* TASK DIRECTIONS:
Copy every line of the material below word for word.

* MATERIAL FOR THE TASK:

-- begin --

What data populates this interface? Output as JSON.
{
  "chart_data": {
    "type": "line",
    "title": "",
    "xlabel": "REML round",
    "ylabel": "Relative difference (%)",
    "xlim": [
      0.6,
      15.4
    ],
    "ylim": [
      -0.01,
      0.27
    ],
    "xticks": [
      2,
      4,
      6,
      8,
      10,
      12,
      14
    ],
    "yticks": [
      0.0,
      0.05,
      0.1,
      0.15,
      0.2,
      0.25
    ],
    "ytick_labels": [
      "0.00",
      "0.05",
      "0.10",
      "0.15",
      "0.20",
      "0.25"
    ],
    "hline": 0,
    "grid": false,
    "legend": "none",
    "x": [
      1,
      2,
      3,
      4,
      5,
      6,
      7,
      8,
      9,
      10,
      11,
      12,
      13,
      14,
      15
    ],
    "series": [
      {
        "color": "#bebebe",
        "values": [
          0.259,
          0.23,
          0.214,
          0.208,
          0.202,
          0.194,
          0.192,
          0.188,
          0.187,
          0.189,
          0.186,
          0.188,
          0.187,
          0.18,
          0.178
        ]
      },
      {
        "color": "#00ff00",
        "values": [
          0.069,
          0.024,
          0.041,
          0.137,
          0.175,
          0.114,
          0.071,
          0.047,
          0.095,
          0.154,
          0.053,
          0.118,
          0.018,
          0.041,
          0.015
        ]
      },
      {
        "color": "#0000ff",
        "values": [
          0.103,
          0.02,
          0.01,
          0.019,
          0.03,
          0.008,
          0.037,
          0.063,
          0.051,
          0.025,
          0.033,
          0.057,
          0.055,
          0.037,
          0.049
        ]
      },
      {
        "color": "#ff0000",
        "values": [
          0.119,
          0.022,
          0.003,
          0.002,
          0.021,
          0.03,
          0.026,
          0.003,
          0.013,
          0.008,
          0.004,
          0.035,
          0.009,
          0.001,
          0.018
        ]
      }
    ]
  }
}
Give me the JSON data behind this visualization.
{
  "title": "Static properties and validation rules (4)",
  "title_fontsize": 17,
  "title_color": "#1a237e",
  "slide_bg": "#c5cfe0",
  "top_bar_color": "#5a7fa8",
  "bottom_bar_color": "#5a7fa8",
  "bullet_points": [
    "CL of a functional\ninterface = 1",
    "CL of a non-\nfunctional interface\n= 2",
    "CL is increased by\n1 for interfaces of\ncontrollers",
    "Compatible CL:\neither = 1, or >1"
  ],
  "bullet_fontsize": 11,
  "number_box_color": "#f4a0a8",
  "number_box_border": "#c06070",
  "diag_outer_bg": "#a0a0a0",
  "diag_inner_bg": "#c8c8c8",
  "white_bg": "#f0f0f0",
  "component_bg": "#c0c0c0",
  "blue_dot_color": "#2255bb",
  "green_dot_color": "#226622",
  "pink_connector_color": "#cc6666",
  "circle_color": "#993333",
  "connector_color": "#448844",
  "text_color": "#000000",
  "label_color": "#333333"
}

-- end --

* THE ANSWER:
What data populates this interface? Output as JSON.
{
  "chart_data": {
    "type": "line",
    "title": "",
    "xlabel": "REML round",
    "ylabel": "Relative difference (%)",
    "xlim": [
      0.6,
      15.4
    ],
    "ylim": [
      -0.01,
      0.27
    ],
    "xticks": [
      2,
      4,
      6,
      8,
      10,
      12,
      14
    ],
    "yticks": [
      0.0,
      0.05,
      0.1,
      0.15,
      0.2,
      0.25
    ],
    "ytick_labels": [
      "0.00",
      "0.05",
      "0.10",
      "0.15",
      "0.20",
      "0.25"
    ],
    "hline": 0,
    "grid": false,
    "legend": "none",
    "x": [
      1,
      2,
      3,
      4,
      5,
      6,
      7,
      8,
      9,
      10,
      11,
      12,
      13,
      14,
      15
    ],
    "series": [
      {
        "color": "#bebebe",
        "values": [
          0.259,
          0.23,
          0.214,
          0.208,
          0.202,
          0.194,
          0.192,
          0.188,
          0.187,
          0.189,
          0.186,
          0.188,
          0.187,
          0.18,
          0.178
        ]
      },
      {
        "color": "#00ff00",
        "values": [
          0.069,
          0.024,
          0.041,
          0.137,
          0.175,
          0.114,
          0.071,
          0.047,
          0.095,
          0.154,
          0.053,
          0.118,
          0.018,
          0.041,
          0.015
        ]
      },
      {
        "color": "#0000ff",
        "values": [
          0.103,
          0.02,
          0.01,
          0.019,
          0.03,
          0.008,
          0.037,
          0.063,
          0.051,
          0.025,
          0.033,
          0.057,
          0.055,
          0.037,
          0.049
        ]
      },
      {
        "color": "#ff0000",
        "values": [
          0.119,
          0.022,
          0.003,
          0.002,
          0.021,
          0.03,
          0.026,
          0.003,
          0.013,
          0.008,
          0.004,
          0.035,
          0.009,
          0.001,
          0.018
        ]
      }
    ]
  }
}
Give me the JSON data behind this visualization.
{
  "title": "Static properties and validation rules (4)",
  "title_fontsize": 17,
  "title_color": "#1a237e",
  "slide_bg": "#c5cfe0",
  "top_bar_color": "#5a7fa8",
  "bottom_bar_color": "#5a7fa8",
  "bullet_points": [
    "CL of a functional\ninterface = 1",
    "CL of a non-\nfunctional interface\n= 2",
    "CL is increased by\n1 for interfaces of\ncontrollers",
    "Compatible CL:\neither = 1, or >1"
  ],
  "bullet_fontsize": 11,
  "number_box_color": "#f4a0a8",
  "number_box_border": "#c06070",
  "diag_outer_bg": "#a0a0a0",
  "diag_inner_bg": "#c8c8c8",
  "white_bg": "#f0f0f0",
  "component_bg": "#c0c0c0",
  "blue_dot_color": "#2255bb",
  "green_dot_color": "#226622",
  "pink_connector_color": "#cc6666",
  "circle_color": "#993333",
  "connector_color": "#448844",
  "text_color": "#000000",
  "label_color": "#333333"
}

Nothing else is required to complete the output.